[Exercise prompt] Output the data word for word, dropping every image.

>>>>>

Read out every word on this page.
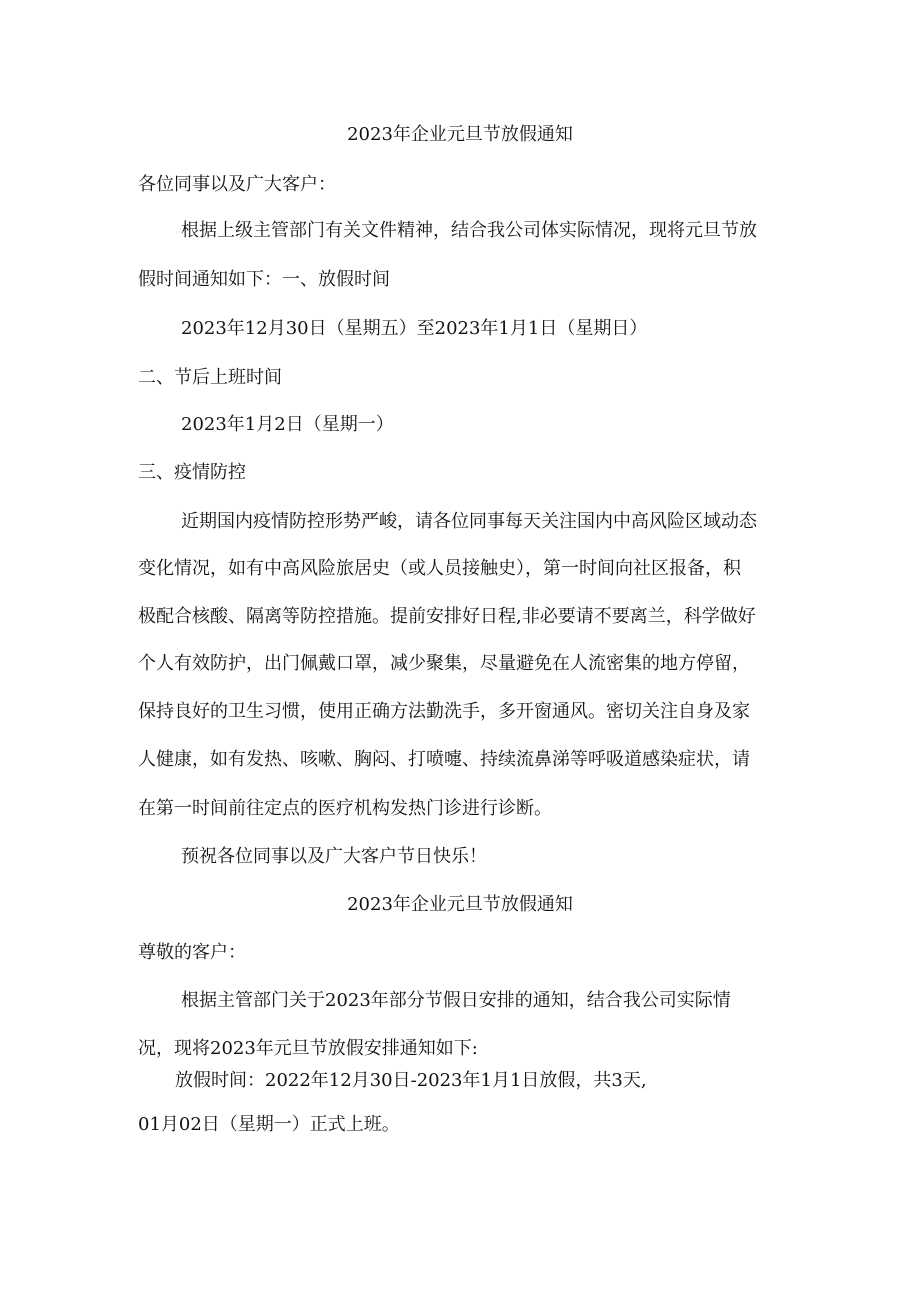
2023年企业元旦节放假通知
各位同事以及广大客户：
根据上级主管部门有关文件精神，结合我公司体实际情况，现将元旦节放
假时间通知如下：一、放假时间
2023年12月30日（星期五）至2023年1月1日（星期日）
二、节后上班时间
2023年1月2日（星期一）
三、疫情防控
近期国内疫情防控形势严峻，请各位同事每天关注国内中高风险区域动态
变化情况，如有中高风险旅居史（或人员接触史），第一时间向社区报备，积
极配合核酸、隔离等防控措施。提前安排好日程,非必要请不要离兰，科学做好
个人有效防护，出门佩戴口罩，减少聚集，尽量避免在人流密集的地方停留，
保持良好的卫生习惯，使用正确方法勤洗手，多开窗通风。密切关注自身及家
人健康，如有发热、咳嗽、胸闷、打喷嚏、持续流鼻涕等呼吸道感染症状，请
在第一时间前往定点的医疗机构发热门诊进行诊断。
预祝各位同事以及广大客户节日快乐！
2023年企业元旦节放假通知
尊敬的客户：
根据主管部门关于2023年部分节假日安排的通知，结合我公司实际情
况，现将2023年元旦节放假安排通知如下:
放假时间：2022年12月30日-2023年1月1日放假，共3天,
01月02日（星期一）正式上班。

<<<<<

[Solved exercise]
Read out every word on this page.
2023年企业元旦节放假通知
各位同事以及广大客户：
根据上级主管部门有关文件精神，结合我公司体实际情况，现将元旦节放
假时间通知如下：一、放假时间
2023年12月30日（星期五）至2023年1月1日（星期日）
二、节后上班时间
2023年1月2日（星期一）
三、疫情防控
近期国内疫情防控形势严峻，请各位同事每天关注国内中高风险区域动态
变化情况，如有中高风险旅居史（或人员接触史），第一时间向社区报备，积
极配合核酸、隔离等防控措施。提前安排好日程,非必要请不要离兰，科学做好
个人有效防护，出门佩戴口罩，减少聚集，尽量避免在人流密集的地方停留，
保持良好的卫生习惯，使用正确方法勤洗手，多开窗通风。密切关注自身及家
人健康，如有发热、咳嗽、胸闷、打喷嚏、持续流鼻涕等呼吸道感染症状，请
在第一时间前往定点的医疗机构发热门诊进行诊断。
预祝各位同事以及广大客户节日快乐！
2023年企业元旦节放假通知
尊敬的客户：
根据主管部门关于2023年部分节假日安排的通知，结合我公司实际情
况，现将2023年元旦节放假安排通知如下:
放假时间：2022年12月30日-2023年1月1日放假，共3天,
01月02日（星期一）正式上班。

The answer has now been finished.